§ EXERCISE PROMPT:
Write out every line below that includes the word "yoshitoku".

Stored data
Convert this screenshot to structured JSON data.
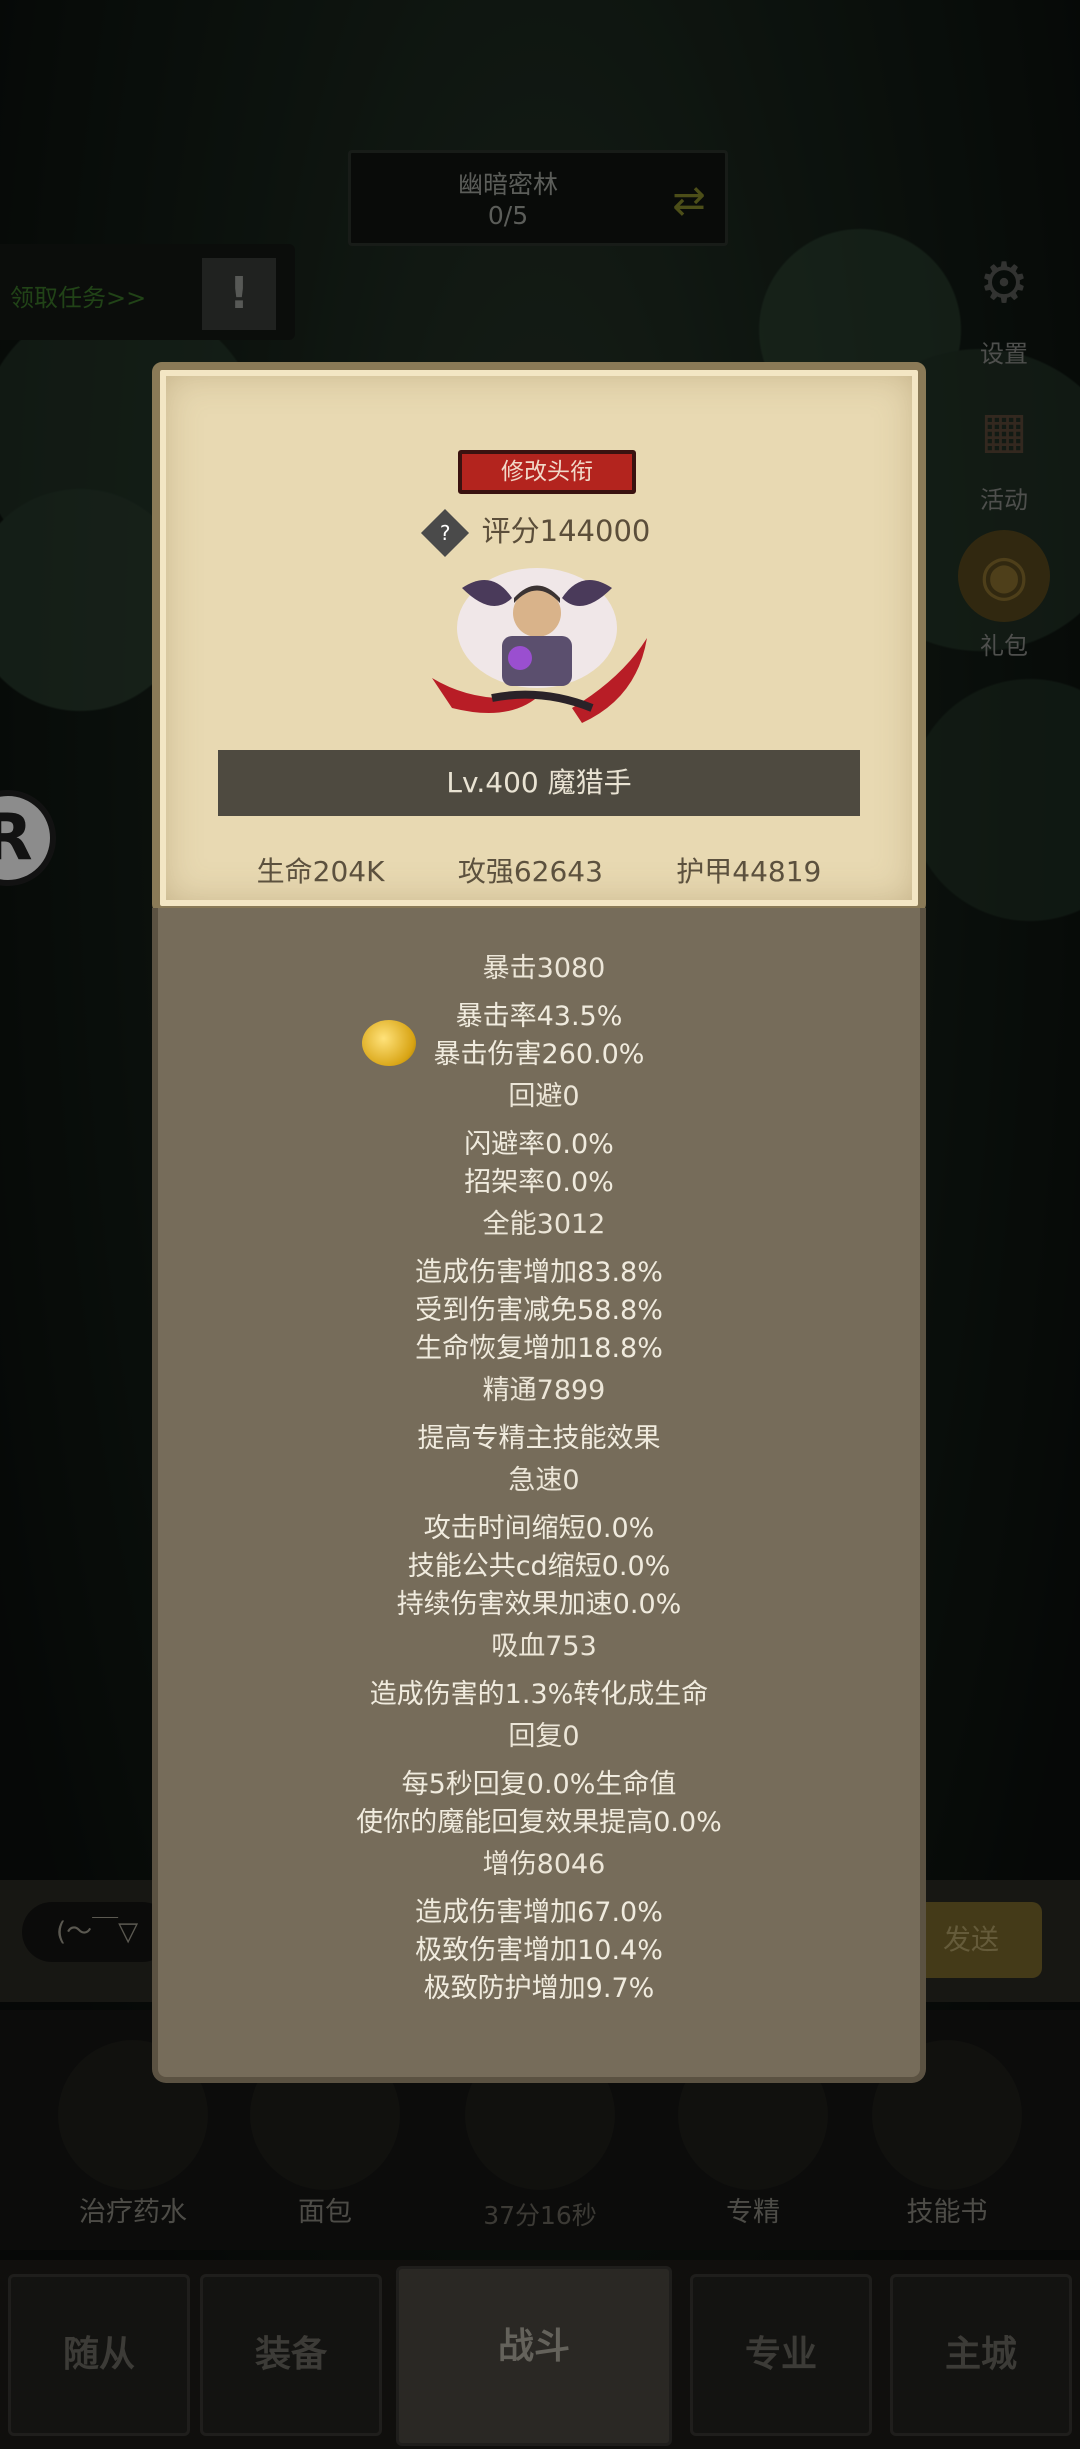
{
  "zone": {
    "name": "幽暗密林",
    "progress": "0/5"
  },
  "quest": {
    "label": "领取任务>>",
    "alert": "!"
  },
  "side": [
    {
      "label": "设置",
      "icon": "gear-icon"
    },
    {
      "label": "活动",
      "icon": "calendar-icon"
    },
    {
      "label": "礼包",
      "icon": "gift-icon"
    }
  ],
  "badge": "R",
  "profile": {
    "title_button": "修改头衔",
    "score": "评分144000",
    "level_name": "Lv.400 魔猎手",
    "hp": "生命204K",
    "atk": "攻强62643",
    "armor": "护甲44819"
  },
  "stats": [
    {
      "header": "暴击3080",
      "lines": [
        "暴击率43.5%",
        "暴击伤害260.0%"
      ]
    },
    {
      "header": "回避0",
      "lines": [
        "闪避率0.0%",
        "招架率0.0%"
      ]
    },
    {
      "header": "全能3012",
      "lines": [
        "造成伤害增加83.8%",
        "受到伤害减免58.8%",
        "生命恢复增加18.8%"
      ]
    },
    {
      "header": "精通7899",
      "lines": [
        "提高专精主技能效果"
      ]
    },
    {
      "header": "急速0",
      "lines": [
        "攻击时间缩短0.0%",
        "技能公共cd缩短0.0%",
        "持续伤害效果加速0.0%"
      ]
    },
    {
      "header": "吸血753",
      "lines": [
        "造成伤害的1.3%转化成生命"
      ]
    },
    {
      "header": "回复0",
      "lines": [
        "每5秒回复0.0%生命值",
        "使你的魔能回复效果提高0.0%"
      ]
    },
    {
      "header": "增伤8046",
      "lines": [
        "造成伤害增加67.0%",
        "极致伤害增加10.4%",
        "极致防护增加9.7%"
      ]
    }
  ],
  "chat": {
    "input": "(～￣▽",
    "send": "发送"
  },
  "items": [
    "治疗药水",
    "面包",
    "",
    "专精",
    "技能书"
  ],
  "timer": "37分16秒",
  "nav": [
    "随从",
    "装备",
    "战斗",
    "专业",
    "主城"
  ]
}
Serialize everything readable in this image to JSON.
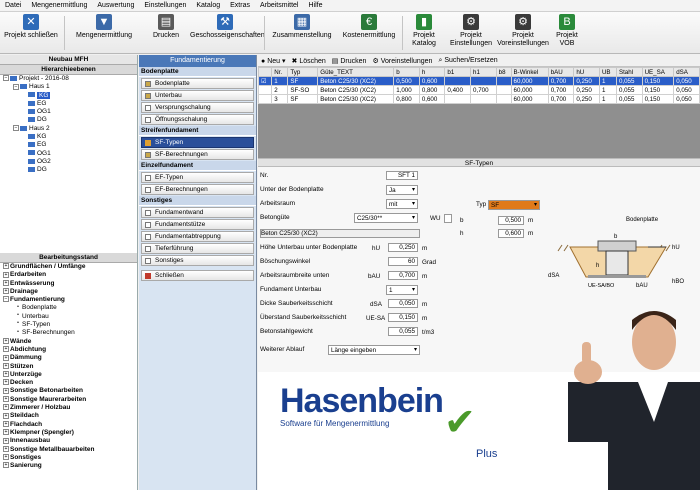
{
  "menu": [
    "Datei",
    "Mengenermittlung",
    "Auswertung",
    "Einstellungen",
    "Katalog",
    "Extras",
    "Arbeitsmittel",
    "Hilfe"
  ],
  "toolbar": {
    "close_project": "Projekt schließen",
    "quantity_calc": "Mengenermittlung",
    "print": "Drucken",
    "floor_props": "Geschosseigenschaften",
    "summary": "Zusammenstellung",
    "cost_calc": "Kostenermittlung",
    "project_catalog_1": "Projekt",
    "project_catalog_2": "Katalog",
    "project_settings_1": "Projekt",
    "project_settings_2": "Einstellungen",
    "project_presets_1": "Projekt",
    "project_presets_2": "Voreinstellungen",
    "project_vob_1": "Projekt",
    "project_vob_2": "VOB"
  },
  "left": {
    "title": "Neubau MFH",
    "hierarchy_header": "Hierarchieebenen",
    "tree": [
      {
        "label": "Projekt - 2016-08",
        "level": 0,
        "type": "root"
      },
      {
        "label": "Haus 1",
        "level": 1,
        "type": "house"
      },
      {
        "label": "KG",
        "level": 2,
        "type": "floor",
        "selected": true
      },
      {
        "label": "EG",
        "level": 2,
        "type": "floor"
      },
      {
        "label": "OG1",
        "level": 2,
        "type": "floor"
      },
      {
        "label": "DG",
        "level": 2,
        "type": "floor"
      },
      {
        "label": "Haus 2",
        "level": 1,
        "type": "house"
      },
      {
        "label": "KG",
        "level": 2,
        "type": "floor"
      },
      {
        "label": "EG",
        "level": 2,
        "type": "floor"
      },
      {
        "label": "OG1",
        "level": 2,
        "type": "floor"
      },
      {
        "label": "OG2",
        "level": 2,
        "type": "floor"
      },
      {
        "label": "DG",
        "level": 2,
        "type": "floor"
      }
    ],
    "status_header": "Bearbeitungsstand",
    "status": [
      {
        "label": "Grundflächen / Umfänge",
        "level": 0
      },
      {
        "label": "Erdarbeiten",
        "level": 0
      },
      {
        "label": "Entwässerung",
        "level": 0
      },
      {
        "label": "Drainage",
        "level": 0
      },
      {
        "label": "Fundamentierung",
        "level": 0,
        "expanded": true
      },
      {
        "label": "Bodenplatte",
        "level": 1
      },
      {
        "label": "Unterbau",
        "level": 1
      },
      {
        "label": "SF-Typen",
        "level": 1
      },
      {
        "label": "SF-Berechnungen",
        "level": 1
      },
      {
        "label": "Wände",
        "level": 0
      },
      {
        "label": "Abdichtung",
        "level": 0
      },
      {
        "label": "Dämmung",
        "level": 0
      },
      {
        "label": "Stützen",
        "level": 0
      },
      {
        "label": "Unterzüge",
        "level": 0
      },
      {
        "label": "Decken",
        "level": 0
      },
      {
        "label": "Sonstige Betonarbeiten",
        "level": 0
      },
      {
        "label": "Sonstige Maurerarbeiten",
        "level": 0
      },
      {
        "label": "Zimmerer / Holzbau",
        "level": 0
      },
      {
        "label": "Steildach",
        "level": 0
      },
      {
        "label": "Flachdach",
        "level": 0
      },
      {
        "label": "Klempner (Spengler)",
        "level": 0
      },
      {
        "label": "Innenausbau",
        "level": 0
      },
      {
        "label": "Sonstige Metallbauarbeiten",
        "level": 0
      },
      {
        "label": "Sonstiges",
        "level": 0
      },
      {
        "label": "Sanierung",
        "level": 0
      }
    ]
  },
  "middle": {
    "title": "Fundamentierung",
    "groups": [
      {
        "label": "Bodenplatte",
        "items": [
          {
            "label": "Bodenplatte",
            "checked": true
          },
          {
            "label": "Unterbau",
            "checked": true
          },
          {
            "label": "Versprungschalung"
          },
          {
            "label": "Öffnungsschalung"
          }
        ]
      },
      {
        "label": "Streifenfundament",
        "items": [
          {
            "label": "SF-Typen",
            "active": true
          },
          {
            "label": "SF-Berechnungen",
            "checked": true
          }
        ]
      },
      {
        "label": "Einzelfundament",
        "items": [
          {
            "label": "EF-Typen"
          },
          {
            "label": "EF-Berechnungen"
          }
        ]
      },
      {
        "label": "Sonstiges",
        "items": [
          {
            "label": "Fundamentwand"
          },
          {
            "label": "Fundamentstütze"
          },
          {
            "label": "Fundamentabtreppung"
          },
          {
            "label": "Tieferführung"
          },
          {
            "label": "Sonstiges"
          }
        ]
      }
    ],
    "close_label": "Schließen"
  },
  "right": {
    "tools": {
      "new": "Neu",
      "delete": "Löschen",
      "print": "Drucken",
      "presets": "Voreinstellungen",
      "search": "Suchen/Ersetzen"
    },
    "columns": [
      "",
      "Nr.",
      "Typ",
      "Güte_TEXT",
      "b",
      "h",
      "b1",
      "h1",
      "b8",
      "B-Winkel",
      "bAU",
      "hU",
      "UB",
      "Stahl",
      "UE_SA",
      "dSA"
    ],
    "rows": [
      [
        "☑",
        "1",
        "SF",
        "Beton C25/30 (XC2)",
        "0,500",
        "0,600",
        "",
        "",
        "",
        "60,000",
        "0,700",
        "0,250",
        "1",
        "0,055",
        "0,150",
        "0,050"
      ],
      [
        "",
        "2",
        "SF-SO",
        "Beton C25/30 (XC2)",
        "1,000",
        "0,800",
        "0,400",
        "0,700",
        "",
        "60,000",
        "0,700",
        "0,250",
        "1",
        "0,055",
        "0,150",
        "0,050"
      ],
      [
        "",
        "3",
        "SF",
        "Beton C25/30 (XC2)",
        "0,800",
        "0,600",
        "",
        "",
        "",
        "60,000",
        "0,700",
        "0,250",
        "1",
        "0,055",
        "0,150",
        "0,050"
      ]
    ],
    "section_title": "SF-Typen",
    "form": {
      "nr_label": "Nr.",
      "nr_value": "SFT 1",
      "under_slab_label": "Unter der Bodenplatte",
      "under_slab_value": "Ja",
      "workspace_label": "Arbeitsraum",
      "workspace_value": "mit",
      "concrete_label": "Betongüte",
      "concrete_value": "C25/30**",
      "wu_label": "WU",
      "concrete_text": "Beton C25/30 (XC2)",
      "typ_label": "Typ",
      "typ_value": "SF",
      "b_label": "b",
      "b_value": "0,500",
      "h_label": "h",
      "h_value": "0,600",
      "m": "m",
      "base_height_label": "Höhe Unterbau unter Bodenplatte",
      "base_height_sym": "hU",
      "base_height_value": "0,250",
      "slope_label": "Böschungswinkel",
      "slope_value": "60",
      "slope_unit": "Grad",
      "workwidth_label": "Arbeitsraumbreite unten",
      "workwidth_sym": "bAU",
      "workwidth_value": "0,700",
      "base_label": "Fundament Unterbau",
      "base_value": "1",
      "clean_label": "Dicke Sauberkeitsschicht",
      "clean_sym": "dSA",
      "clean_value": "0,050",
      "overhang_label": "Überstand Sauberkeitsschicht",
      "overhang_sym": "UE-SA",
      "overhang_value": "0,150",
      "steel_label": "Betonstahlgewicht",
      "steel_value": "0,055",
      "steel_unit": "t/m3",
      "next_label": "Weiterer Ablauf",
      "next_value": "Länge eingeben"
    },
    "diagram_labels": {
      "slab": "Bodenplatte",
      "b": "b",
      "h": "h",
      "hu": "hU",
      "dsa": "dSA",
      "ue": "UE-SA/BO",
      "bau": "bAU",
      "hbo": "hBO"
    }
  },
  "brand": {
    "name": "Hasenbein",
    "tagline": "Software für Mengenermittlung",
    "plus": "Plus"
  },
  "colors": {
    "accent": "#2a5dc8",
    "brand_blue": "#1a3f8f",
    "brand_green": "#4a9a2a"
  }
}
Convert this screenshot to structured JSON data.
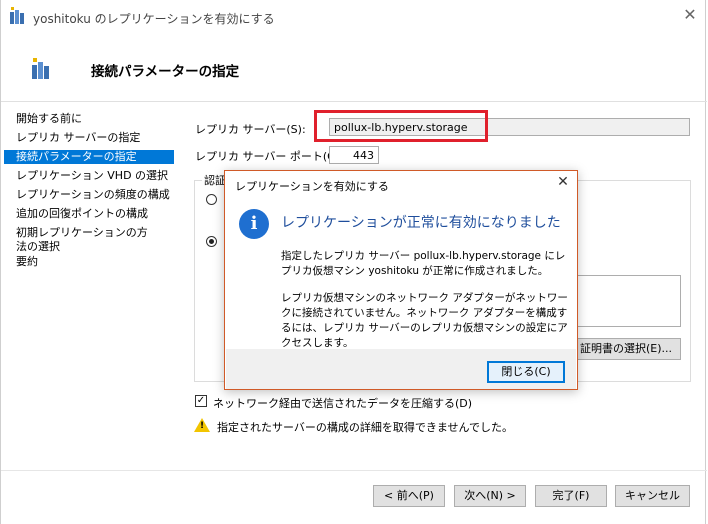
{
  "window": {
    "title": "yoshitoku のレプリケーションを有効にする",
    "icon": "replica-server-icon",
    "close_glyph": "✕"
  },
  "header": {
    "title": "接続パラメーターの指定",
    "icon": "replica-server-icon"
  },
  "nav": {
    "items": [
      {
        "label": "開始する前に",
        "selected": false
      },
      {
        "label": "レプリカ サーバーの指定",
        "selected": false
      },
      {
        "label": "接続パラメーターの指定",
        "selected": true
      },
      {
        "label": "レプリケーション VHD の選択",
        "selected": false
      },
      {
        "label": "レプリケーションの頻度の構成",
        "selected": false
      },
      {
        "label": "追加の回復ポイントの構成",
        "selected": false
      },
      {
        "label": "初期レプリケーションの方法の選択",
        "selected": false
      },
      {
        "label": "要約",
        "selected": false
      }
    ]
  },
  "form": {
    "replica_server_label": "レプリカ サーバー(S):",
    "replica_server_value": "pollux-lb.hyperv.storage",
    "replica_port_label": "レプリカ サーバー ポート(O):",
    "replica_port_value": "443",
    "auth_group_label": "認証",
    "select_cert_button": "証明書の選択(E)...",
    "compress_label": "ネットワーク経由で送信されたデータを圧縮する(D)",
    "compress_checked": true,
    "warning_text": "指定されたサーバーの構成の詳細を取得できませんでした。"
  },
  "footer": {
    "back": "< 前へ(P)",
    "next": "次へ(N) >",
    "finish": "完了(F)",
    "cancel": "キャンセル"
  },
  "dialog": {
    "title": "レプリケーションを有効にする",
    "close_glyph": "✕",
    "icon": "info-icon",
    "heading": "レプリケーションが正常に有効になりました",
    "para1": "指定したレプリカ サーバー pollux-lb.hyperv.storage にレプリカ仮想マシン yoshitoku が正常に作成されました。",
    "para2": "レプリカ仮想マシンのネットワーク アダプターがネットワークに接続されていません。ネットワーク アダプターを構成するには、レプリカ サーバーのレプリカ仮想マシンの設定にアクセスします。",
    "close_button": "閉じる(C)"
  },
  "colors": {
    "accent": "#0078d7",
    "highlight_box": "#e0202c",
    "dialog_border": "#d05a28",
    "dialog_heading": "#1f4e9c",
    "warning": "#f2c500"
  }
}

§ WRITTEN SOLUTION:
    "title": "yoshitoku のレプリケーションを有効にする",
    "para1": "指定したレプリカ サーバー pollux-lb.hyperv.storage にレプリカ仮想マシン yoshitoku が正常に作成されました。",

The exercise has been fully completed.